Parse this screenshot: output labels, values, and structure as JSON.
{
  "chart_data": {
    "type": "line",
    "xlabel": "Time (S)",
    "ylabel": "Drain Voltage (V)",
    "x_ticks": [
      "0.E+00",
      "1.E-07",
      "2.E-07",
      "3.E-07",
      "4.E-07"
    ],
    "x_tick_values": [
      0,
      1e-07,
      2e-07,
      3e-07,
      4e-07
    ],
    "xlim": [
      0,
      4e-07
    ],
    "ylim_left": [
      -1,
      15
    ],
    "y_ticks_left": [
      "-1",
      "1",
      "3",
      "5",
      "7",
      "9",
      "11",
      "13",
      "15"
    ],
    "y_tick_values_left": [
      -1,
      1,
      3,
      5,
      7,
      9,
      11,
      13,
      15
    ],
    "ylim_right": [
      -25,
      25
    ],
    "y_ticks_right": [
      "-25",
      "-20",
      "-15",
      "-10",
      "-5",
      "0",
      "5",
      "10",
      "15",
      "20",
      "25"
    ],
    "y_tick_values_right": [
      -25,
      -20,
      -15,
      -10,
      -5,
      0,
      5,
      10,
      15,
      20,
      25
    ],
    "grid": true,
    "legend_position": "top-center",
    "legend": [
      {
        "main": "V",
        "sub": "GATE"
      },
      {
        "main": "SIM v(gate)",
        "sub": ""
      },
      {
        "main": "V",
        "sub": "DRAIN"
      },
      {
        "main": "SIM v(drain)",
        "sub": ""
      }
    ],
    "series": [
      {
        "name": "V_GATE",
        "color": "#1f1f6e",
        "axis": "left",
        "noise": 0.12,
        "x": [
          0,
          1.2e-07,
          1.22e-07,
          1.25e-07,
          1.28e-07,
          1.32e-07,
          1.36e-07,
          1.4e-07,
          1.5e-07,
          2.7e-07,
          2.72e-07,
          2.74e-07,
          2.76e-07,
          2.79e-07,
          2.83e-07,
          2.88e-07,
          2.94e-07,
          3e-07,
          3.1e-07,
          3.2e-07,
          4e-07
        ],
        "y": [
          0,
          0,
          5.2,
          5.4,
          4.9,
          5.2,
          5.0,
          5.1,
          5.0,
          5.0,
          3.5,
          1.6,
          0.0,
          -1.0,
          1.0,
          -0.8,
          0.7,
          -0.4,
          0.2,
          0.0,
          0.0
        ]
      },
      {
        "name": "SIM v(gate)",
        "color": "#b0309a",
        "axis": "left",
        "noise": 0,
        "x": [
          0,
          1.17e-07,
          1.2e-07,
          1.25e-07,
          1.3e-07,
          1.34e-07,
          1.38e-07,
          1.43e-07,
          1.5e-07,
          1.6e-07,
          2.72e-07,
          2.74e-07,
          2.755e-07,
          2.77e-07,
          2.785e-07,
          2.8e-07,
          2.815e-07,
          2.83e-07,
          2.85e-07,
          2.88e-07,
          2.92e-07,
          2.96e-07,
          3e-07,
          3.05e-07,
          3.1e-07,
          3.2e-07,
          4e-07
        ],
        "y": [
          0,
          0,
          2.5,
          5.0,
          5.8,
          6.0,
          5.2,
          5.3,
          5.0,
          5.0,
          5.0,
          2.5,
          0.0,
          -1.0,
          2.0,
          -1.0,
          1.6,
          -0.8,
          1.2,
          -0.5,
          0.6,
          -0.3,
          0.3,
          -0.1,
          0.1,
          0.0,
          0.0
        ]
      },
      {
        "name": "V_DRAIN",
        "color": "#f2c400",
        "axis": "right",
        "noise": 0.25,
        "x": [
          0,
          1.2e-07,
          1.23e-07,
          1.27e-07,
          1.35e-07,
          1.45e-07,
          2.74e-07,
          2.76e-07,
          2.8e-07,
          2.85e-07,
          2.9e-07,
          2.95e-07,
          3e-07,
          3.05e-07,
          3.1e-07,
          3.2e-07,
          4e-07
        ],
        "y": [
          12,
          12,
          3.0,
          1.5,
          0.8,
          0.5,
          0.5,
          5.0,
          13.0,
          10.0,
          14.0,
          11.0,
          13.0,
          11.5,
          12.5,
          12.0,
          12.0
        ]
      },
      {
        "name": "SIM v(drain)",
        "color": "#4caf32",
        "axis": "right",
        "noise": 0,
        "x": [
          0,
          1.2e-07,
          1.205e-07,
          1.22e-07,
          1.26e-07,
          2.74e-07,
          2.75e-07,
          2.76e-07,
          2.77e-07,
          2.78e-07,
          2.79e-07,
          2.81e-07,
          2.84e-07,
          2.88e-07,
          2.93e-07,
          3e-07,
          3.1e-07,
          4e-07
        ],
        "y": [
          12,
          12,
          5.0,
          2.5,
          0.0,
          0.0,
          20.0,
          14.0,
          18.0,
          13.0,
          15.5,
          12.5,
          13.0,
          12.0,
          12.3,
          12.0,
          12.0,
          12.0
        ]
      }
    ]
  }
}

__Task prompt__. All the data must be duplicated exactly, with nothing added or removed.

__Answer to this task__.
Parse this screenshot: output labels, values, and structure as JSON.
{
  "chart_data": {
    "type": "line",
    "xlabel": "Time (S)",
    "ylabel": "Drain Voltage (V)",
    "x_ticks": [
      "0.E+00",
      "1.E-07",
      "2.E-07",
      "3.E-07",
      "4.E-07"
    ],
    "x_tick_values": [
      0,
      1e-07,
      2e-07,
      3e-07,
      4e-07
    ],
    "xlim": [
      0,
      4e-07
    ],
    "ylim_left": [
      -1,
      15
    ],
    "y_ticks_left": [
      "-1",
      "1",
      "3",
      "5",
      "7",
      "9",
      "11",
      "13",
      "15"
    ],
    "y_tick_values_left": [
      -1,
      1,
      3,
      5,
      7,
      9,
      11,
      13,
      15
    ],
    "ylim_right": [
      -25,
      25
    ],
    "y_ticks_right": [
      "-25",
      "-20",
      "-15",
      "-10",
      "-5",
      "0",
      "5",
      "10",
      "15",
      "20",
      "25"
    ],
    "y_tick_values_right": [
      -25,
      -20,
      -15,
      -10,
      -5,
      0,
      5,
      10,
      15,
      20,
      25
    ],
    "grid": true,
    "legend_position": "top-center",
    "legend": [
      {
        "main": "V",
        "sub": "GATE"
      },
      {
        "main": "SIM v(gate)",
        "sub": ""
      },
      {
        "main": "V",
        "sub": "DRAIN"
      },
      {
        "main": "SIM v(drain)",
        "sub": ""
      }
    ],
    "series": [
      {
        "name": "V_GATE",
        "color": "#1f1f6e",
        "axis": "left",
        "noise": 0.12,
        "x": [
          0,
          1.2e-07,
          1.22e-07,
          1.25e-07,
          1.28e-07,
          1.32e-07,
          1.36e-07,
          1.4e-07,
          1.5e-07,
          2.7e-07,
          2.72e-07,
          2.74e-07,
          2.76e-07,
          2.79e-07,
          2.83e-07,
          2.88e-07,
          2.94e-07,
          3e-07,
          3.1e-07,
          3.2e-07,
          4e-07
        ],
        "y": [
          0,
          0,
          5.2,
          5.4,
          4.9,
          5.2,
          5.0,
          5.1,
          5.0,
          5.0,
          3.5,
          1.6,
          0.0,
          -1.0,
          1.0,
          -0.8,
          0.7,
          -0.4,
          0.2,
          0.0,
          0.0
        ]
      },
      {
        "name": "SIM v(gate)",
        "color": "#b0309a",
        "axis": "left",
        "noise": 0,
        "x": [
          0,
          1.17e-07,
          1.2e-07,
          1.25e-07,
          1.3e-07,
          1.34e-07,
          1.38e-07,
          1.43e-07,
          1.5e-07,
          1.6e-07,
          2.72e-07,
          2.74e-07,
          2.755e-07,
          2.77e-07,
          2.785e-07,
          2.8e-07,
          2.815e-07,
          2.83e-07,
          2.85e-07,
          2.88e-07,
          2.92e-07,
          2.96e-07,
          3e-07,
          3.05e-07,
          3.1e-07,
          3.2e-07,
          4e-07
        ],
        "y": [
          0,
          0,
          2.5,
          5.0,
          5.8,
          6.0,
          5.2,
          5.3,
          5.0,
          5.0,
          5.0,
          2.5,
          0.0,
          -1.0,
          2.0,
          -1.0,
          1.6,
          -0.8,
          1.2,
          -0.5,
          0.6,
          -0.3,
          0.3,
          -0.1,
          0.1,
          0.0,
          0.0
        ]
      },
      {
        "name": "V_DRAIN",
        "color": "#f2c400",
        "axis": "right",
        "noise": 0.25,
        "x": [
          0,
          1.2e-07,
          1.23e-07,
          1.27e-07,
          1.35e-07,
          1.45e-07,
          2.74e-07,
          2.76e-07,
          2.8e-07,
          2.85e-07,
          2.9e-07,
          2.95e-07,
          3e-07,
          3.05e-07,
          3.1e-07,
          3.2e-07,
          4e-07
        ],
        "y": [
          12,
          12,
          3.0,
          1.5,
          0.8,
          0.5,
          0.5,
          5.0,
          13.0,
          10.0,
          14.0,
          11.0,
          13.0,
          11.5,
          12.5,
          12.0,
          12.0
        ]
      },
      {
        "name": "SIM v(drain)",
        "color": "#4caf32",
        "axis": "right",
        "noise": 0,
        "x": [
          0,
          1.2e-07,
          1.205e-07,
          1.22e-07,
          1.26e-07,
          2.74e-07,
          2.75e-07,
          2.76e-07,
          2.77e-07,
          2.78e-07,
          2.79e-07,
          2.81e-07,
          2.84e-07,
          2.88e-07,
          2.93e-07,
          3e-07,
          3.1e-07,
          4e-07
        ],
        "y": [
          12,
          12,
          5.0,
          2.5,
          0.0,
          0.0,
          20.0,
          14.0,
          18.0,
          13.0,
          15.5,
          12.5,
          13.0,
          12.0,
          12.3,
          12.0,
          12.0,
          12.0
        ]
      }
    ]
  }
}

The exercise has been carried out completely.